**YOUR GOAL**
Images appear in the records below; leave them out and repeat everything else exactly.

DATASET start

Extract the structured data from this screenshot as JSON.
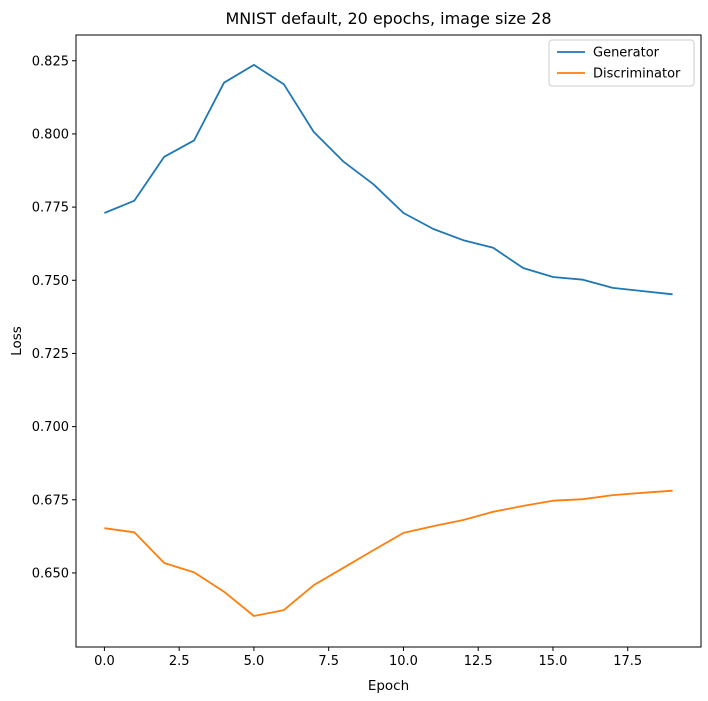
{
  "chart_data": {
    "type": "line",
    "title": "MNIST default, 20 epochs, image size 28",
    "xlabel": "Epoch",
    "ylabel": "Loss",
    "xlim": [
      -0.95,
      19.95
    ],
    "ylim": [
      0.6247,
      0.8338
    ],
    "xticks": [
      0.0,
      2.5,
      5.0,
      7.5,
      10.0,
      12.5,
      15.0,
      17.5
    ],
    "xtick_labels": [
      "0.0",
      "2.5",
      "5.0",
      "7.5",
      "10.0",
      "12.5",
      "15.0",
      "17.5"
    ],
    "yticks": [
      0.65,
      0.675,
      0.7,
      0.725,
      0.75,
      0.775,
      0.8,
      0.825
    ],
    "ytick_labels": [
      "0.650",
      "0.675",
      "0.700",
      "0.725",
      "0.750",
      "0.775",
      "0.800",
      "0.825"
    ],
    "grid": false,
    "legend_position": "top-right",
    "x": [
      0,
      1,
      2,
      3,
      4,
      5,
      6,
      7,
      8,
      9,
      10,
      11,
      12,
      13,
      14,
      15,
      16,
      17,
      18,
      19
    ],
    "series": [
      {
        "name": "Generator",
        "color": "#1f77b4",
        "values": [
          0.773,
          0.7772,
          0.7922,
          0.7978,
          0.8175,
          0.8236,
          0.817,
          0.8007,
          0.7905,
          0.7828,
          0.773,
          0.7675,
          0.7637,
          0.7611,
          0.7542,
          0.7511,
          0.7502,
          0.7474,
          0.7463,
          0.7452
        ]
      },
      {
        "name": "Discriminator",
        "color": "#ff7f0e",
        "values": [
          0.6653,
          0.6639,
          0.6534,
          0.6502,
          0.6436,
          0.6353,
          0.6373,
          0.6458,
          0.6518,
          0.6578,
          0.6637,
          0.666,
          0.6681,
          0.6709,
          0.6729,
          0.6747,
          0.6752,
          0.6766,
          0.6774,
          0.6781
        ]
      }
    ]
  }
}
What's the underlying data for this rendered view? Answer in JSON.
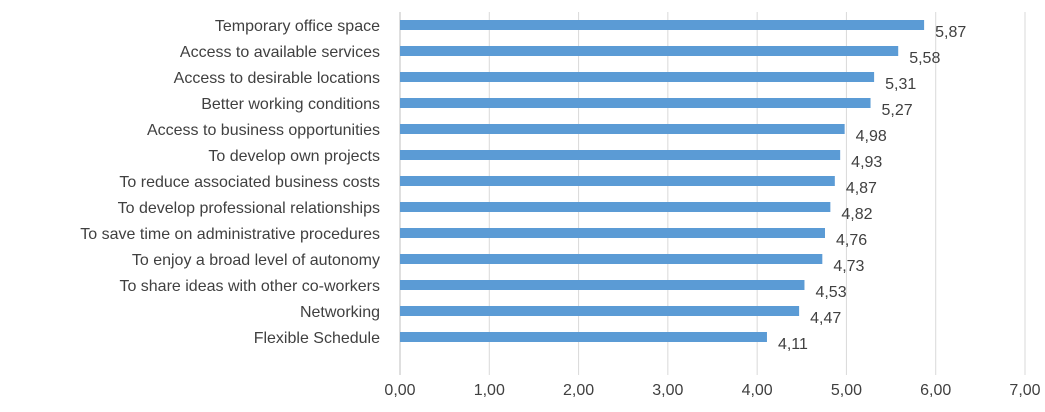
{
  "chart_data": {
    "type": "bar",
    "orientation": "horizontal",
    "categories": [
      "Temporary office space",
      "Access to available services",
      "Access to desirable locations",
      "Better working conditions",
      "Access to business opportunities",
      "To develop own projects",
      "To reduce associated business costs",
      "To develop professional relationships",
      "To save time on administrative procedures",
      "To enjoy a broad level of autonomy",
      "To share ideas with other co-workers",
      "Networking",
      "Flexible Schedule"
    ],
    "values": [
      5.87,
      5.58,
      5.31,
      5.27,
      4.98,
      4.93,
      4.87,
      4.82,
      4.76,
      4.73,
      4.53,
      4.47,
      4.11
    ],
    "value_labels": [
      "5,87",
      "5,58",
      "5,31",
      "5,27",
      "4,98",
      "4,93",
      "4,87",
      "4,82",
      "4,76",
      "4,73",
      "4,53",
      "4,47",
      "4,11"
    ],
    "xticks": [
      0,
      1,
      2,
      3,
      4,
      5,
      6,
      7
    ],
    "xtick_labels": [
      "0,00",
      "1,00",
      "2,00",
      "3,00",
      "4,00",
      "5,00",
      "6,00",
      "7,00"
    ],
    "xlim": [
      0,
      7
    ],
    "grid": "vertical",
    "legend": "none",
    "bar_color": "#5b9bd5",
    "title": "",
    "xlabel": "",
    "ylabel": ""
  }
}
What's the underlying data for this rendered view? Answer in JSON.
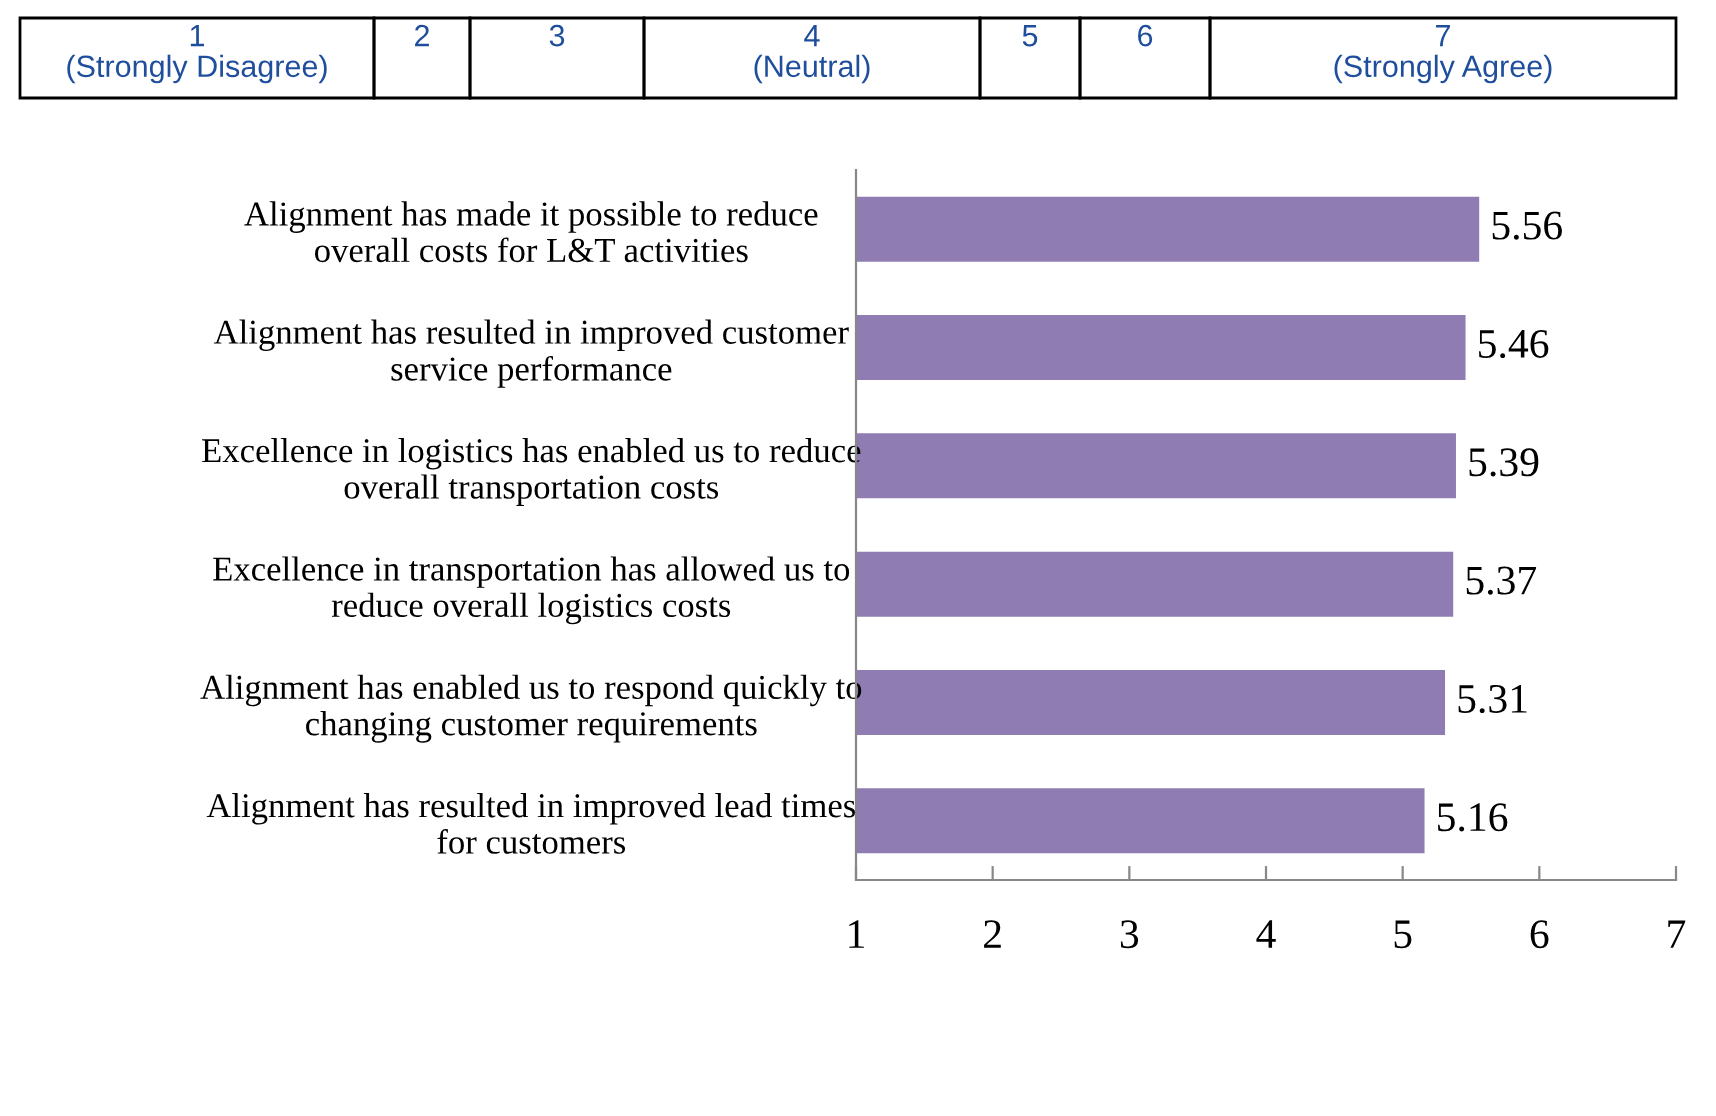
{
  "chart_data": {
    "type": "bar",
    "orientation": "horizontal",
    "categories": [
      "Alignment has made it possible to reduce\noverall costs for L&T activities",
      "Alignment has resulted in improved customer\nservice performance",
      "Excellence in logistics has enabled us to reduce\noverall transportation costs",
      "Excellence in transportation has allowed us to\nreduce overall logistics costs",
      "Alignment has enabled us to respond quickly to\nchanging customer requirements",
      "Alignment has resulted in improved lead times\nfor customers"
    ],
    "values": [
      5.56,
      5.46,
      5.39,
      5.37,
      5.31,
      5.16
    ],
    "color": "#8e7cb3",
    "data_labels": true,
    "xlim": [
      1,
      7
    ],
    "xticks": [
      1,
      2,
      3,
      4,
      5,
      6,
      7
    ],
    "grid": false,
    "legend": false,
    "annotations": [
      "1\n(Strongly Disagree)",
      "2",
      "3",
      "4\n(Neutral)",
      "5",
      "6",
      "7\n(Strongly Agree)"
    ]
  }
}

DATASET end

**THE COMPLETED TASK**
Extract the structured data from this screenshot as JSON.
{
  "chart_data": {
    "type": "line",
    "title": "MNIST default, 20 epochs, image size 28",
    "xlabel": "Epoch",
    "ylabel": "Loss",
    "xlim": [
      -0.95,
      19.95
    ],
    "ylim": [
      0.6247,
      0.8338
    ],
    "xticks": [
      0.0,
      2.5,
      5.0,
      7.5,
      10.0,
      12.5,
      15.0,
      17.5
    ],
    "xtick_labels": [
      "0.0",
      "2.5",
      "5.0",
      "7.5",
      "10.0",
      "12.5",
      "15.0",
      "17.5"
    ],
    "yticks": [
      0.65,
      0.675,
      0.7,
      0.725,
      0.75,
      0.775,
      0.8,
      0.825
    ],
    "ytick_labels": [
      "0.650",
      "0.675",
      "0.700",
      "0.725",
      "0.750",
      "0.775",
      "0.800",
      "0.825"
    ],
    "grid": false,
    "legend_position": "top-right",
    "x": [
      0,
      1,
      2,
      3,
      4,
      5,
      6,
      7,
      8,
      9,
      10,
      11,
      12,
      13,
      14,
      15,
      16,
      17,
      18,
      19
    ],
    "series": [
      {
        "name": "Generator",
        "color": "#1f77b4",
        "values": [
          0.773,
          0.7772,
          0.7922,
          0.7978,
          0.8175,
          0.8236,
          0.817,
          0.8007,
          0.7905,
          0.7828,
          0.773,
          0.7675,
          0.7637,
          0.7611,
          0.7542,
          0.7511,
          0.7502,
          0.7474,
          0.7463,
          0.7452
        ]
      },
      {
        "name": "Discriminator",
        "color": "#ff7f0e",
        "values": [
          0.6653,
          0.6639,
          0.6534,
          0.6502,
          0.6436,
          0.6353,
          0.6373,
          0.6458,
          0.6518,
          0.6578,
          0.6637,
          0.666,
          0.6681,
          0.6709,
          0.6729,
          0.6747,
          0.6752,
          0.6766,
          0.6774,
          0.6781
        ]
      }
    ]
  }
}
What's the underlying data for this rendered view? Answer in JSON.
{
  "chart_data": {
    "type": "bar",
    "orientation": "horizontal",
    "categories": [
      "Temporary office space",
      "Access to available services",
      "Access to desirable locations",
      "Better working conditions",
      "Access to business opportunities",
      "To develop own projects",
      "To reduce associated business costs",
      "To develop professional relationships",
      "To save time on administrative procedures",
      "To enjoy a broad level of autonomy",
      "To share ideas with other co-workers",
      "Networking",
      "Flexible Schedule"
    ],
    "values": [
      5.87,
      5.58,
      5.31,
      5.27,
      4.98,
      4.93,
      4.87,
      4.82,
      4.76,
      4.73,
      4.53,
      4.47,
      4.11
    ],
    "value_labels": [
      "5,87",
      "5,58",
      "5,31",
      "5,27",
      "4,98",
      "4,93",
      "4,87",
      "4,82",
      "4,76",
      "4,73",
      "4,53",
      "4,47",
      "4,11"
    ],
    "xticks": [
      0,
      1,
      2,
      3,
      4,
      5,
      6,
      7
    ],
    "xtick_labels": [
      "0,00",
      "1,00",
      "2,00",
      "3,00",
      "4,00",
      "5,00",
      "6,00",
      "7,00"
    ],
    "xlim": [
      0,
      7
    ],
    "grid": "vertical",
    "legend": "none",
    "bar_color": "#5b9bd5",
    "title": "",
    "xlabel": "",
    "ylabel": ""
  }
}
What's the underlying data for this rendered view? Answer in JSON.
{
  "chart_data": {
    "type": "bar",
    "orientation": "horizontal",
    "categories": [
      "Alignment has made it possible to reduce\noverall costs for L&T activities",
      "Alignment has resulted in improved customer\nservice performance",
      "Excellence in logistics has enabled us to reduce\noverall transportation costs",
      "Excellence in transportation has allowed us to\nreduce overall logistics costs",
      "Alignment has enabled us to respond quickly to\nchanging customer requirements",
      "Alignment has resulted in improved lead times\nfor customers"
    ],
    "values": [
      5.56,
      5.46,
      5.39,
      5.37,
      5.31,
      5.16
    ],
    "color": "#8e7cb3",
    "data_labels": true,
    "xlim": [
      1,
      7
    ],
    "xticks": [
      1,
      2,
      3,
      4,
      5,
      6,
      7
    ],
    "grid": false,
    "legend": false,
    "annotations": [
      "1\n(Strongly Disagree)",
      "2",
      "3",
      "4\n(Neutral)",
      "5",
      "6",
      "7\n(Strongly Agree)"
    ]
  }
}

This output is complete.